(Exercise goal)
Starting at the first line of the data and stopping after the line that contains "board-frame-top bbox=[0, 0, 114, 4]", arrange those lines, and only those, as a JSON list of strings with one string per line and blank lines left out.

(Items)
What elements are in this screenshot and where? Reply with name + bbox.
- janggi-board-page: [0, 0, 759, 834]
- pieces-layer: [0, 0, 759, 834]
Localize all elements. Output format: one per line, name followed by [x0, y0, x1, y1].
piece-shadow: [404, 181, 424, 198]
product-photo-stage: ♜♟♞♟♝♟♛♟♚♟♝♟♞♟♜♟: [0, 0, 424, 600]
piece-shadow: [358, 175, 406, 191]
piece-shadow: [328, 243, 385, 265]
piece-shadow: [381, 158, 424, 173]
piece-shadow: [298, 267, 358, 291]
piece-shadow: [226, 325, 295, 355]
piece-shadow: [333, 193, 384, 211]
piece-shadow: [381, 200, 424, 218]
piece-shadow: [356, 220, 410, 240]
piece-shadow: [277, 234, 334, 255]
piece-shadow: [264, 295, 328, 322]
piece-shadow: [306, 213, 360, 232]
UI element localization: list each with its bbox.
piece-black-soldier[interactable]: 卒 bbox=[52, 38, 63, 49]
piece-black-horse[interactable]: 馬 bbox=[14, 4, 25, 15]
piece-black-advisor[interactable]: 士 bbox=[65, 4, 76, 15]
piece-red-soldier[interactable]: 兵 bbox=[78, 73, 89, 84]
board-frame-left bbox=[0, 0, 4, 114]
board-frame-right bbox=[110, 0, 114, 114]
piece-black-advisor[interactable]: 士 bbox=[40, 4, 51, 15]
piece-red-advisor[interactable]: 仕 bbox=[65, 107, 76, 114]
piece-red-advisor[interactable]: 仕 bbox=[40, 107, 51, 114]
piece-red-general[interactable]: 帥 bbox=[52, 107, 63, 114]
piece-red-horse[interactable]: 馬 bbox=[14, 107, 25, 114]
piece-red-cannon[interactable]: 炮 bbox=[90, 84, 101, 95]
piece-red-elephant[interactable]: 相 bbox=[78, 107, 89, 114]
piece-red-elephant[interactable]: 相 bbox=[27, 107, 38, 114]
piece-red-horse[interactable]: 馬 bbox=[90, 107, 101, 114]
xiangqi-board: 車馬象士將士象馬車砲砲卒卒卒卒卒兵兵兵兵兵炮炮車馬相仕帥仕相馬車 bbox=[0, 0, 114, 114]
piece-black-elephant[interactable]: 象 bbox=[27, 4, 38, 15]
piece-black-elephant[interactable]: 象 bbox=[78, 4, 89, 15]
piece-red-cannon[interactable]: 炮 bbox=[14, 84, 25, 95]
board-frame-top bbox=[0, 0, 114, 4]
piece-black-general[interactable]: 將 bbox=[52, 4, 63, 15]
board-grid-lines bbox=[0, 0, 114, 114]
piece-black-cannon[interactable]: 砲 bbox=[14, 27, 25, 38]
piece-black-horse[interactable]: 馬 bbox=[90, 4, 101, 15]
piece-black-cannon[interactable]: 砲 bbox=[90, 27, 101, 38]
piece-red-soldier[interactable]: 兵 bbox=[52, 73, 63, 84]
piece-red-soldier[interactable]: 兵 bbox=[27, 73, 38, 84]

(Solution to the exercise)
[
  "What elements are in this screenshot and where? Reply with name + bbox.",
  "- janggi-board-page: [0, 0, 759, 834]",
  "- pieces-layer: [0, 0, 759, 834]",
  "Localize all elements. Output format: one per line, name followed by [x0, y0, x1, y1].",
  "piece-shadow: [404, 181, 424, 198]",
  "product-photo-stage: ♜♟♞♟♝♟♛♟♚♟♝♟♞♟♜♟: [0, 0, 424, 600]",
  "piece-shadow: [358, 175, 406, 191]",
  "piece-shadow: [328, 243, 385, 265]",
  "piece-shadow: [381, 158, 424, 173]",
  "piece-shadow: [298, 267, 358, 291]",
  "piece-shadow: [226, 325, 295, 355]",
  "piece-shadow: [333, 193, 384, 211]",
  "piece-shadow: [381, 200, 424, 218]",
  "piece-shadow: [356, 220, 410, 240]",
  "piece-shadow: [277, 234, 334, 255]",
  "piece-shadow: [264, 295, 328, 322]",
  "piece-shadow: [306, 213, 360, 232]",
  "UI element localization: list each with its bbox.",
  "piece-black-soldier[interactable]: 卒 bbox=[52, 38, 63, 49]",
  "piece-black-horse[interactable]: 馬 bbox=[14, 4, 25, 15]",
  "piece-black-advisor[interactable]: 士 bbox=[65, 4, 76, 15]",
  "piece-red-soldier[interactable]: 兵 bbox=[78, 73, 89, 84]",
  "board-frame-left bbox=[0, 0, 4, 114]",
  "board-frame-right bbox=[110, 0, 114, 114]",
  "piece-black-advisor[interactable]: 士 bbox=[40, 4, 51, 15]",
  "piece-red-advisor[interactable]: 仕 bbox=[65, 107, 76, 114]",
  "piece-red-advisor[interactable]: 仕 bbox=[40, 107, 51, 114]",
  "piece-red-general[interactable]: 帥 bbox=[52, 107, 63, 114]",
  "piece-red-horse[interactable]: 馬 bbox=[14, 107, 25, 114]",
  "piece-red-cannon[interactable]: 炮 bbox=[90, 84, 101, 95]",
  "piece-red-elephant[interactable]: 相 bbox=[78, 107, 89, 114]",
  "piece-red-elephant[interactable]: 相 bbox=[27, 107, 38, 114]",
  "piece-red-horse[interactable]: 馬 bbox=[90, 107, 101, 114]",
  "xiangqi-board: 車馬象士將士象馬車砲砲卒卒卒卒卒兵兵兵兵兵炮炮車馬相仕帥仕相馬車 bbox=[0, 0, 114, 114]",
  "piece-black-elephant[interactable]: 象 bbox=[27, 4, 38, 15]",
  "piece-black-elephant[interactable]: 象 bbox=[78, 4, 89, 15]",
  "piece-red-cannon[interactable]: 炮 bbox=[14, 84, 25, 95]",
  "board-frame-top bbox=[0, 0, 114, 4]"
]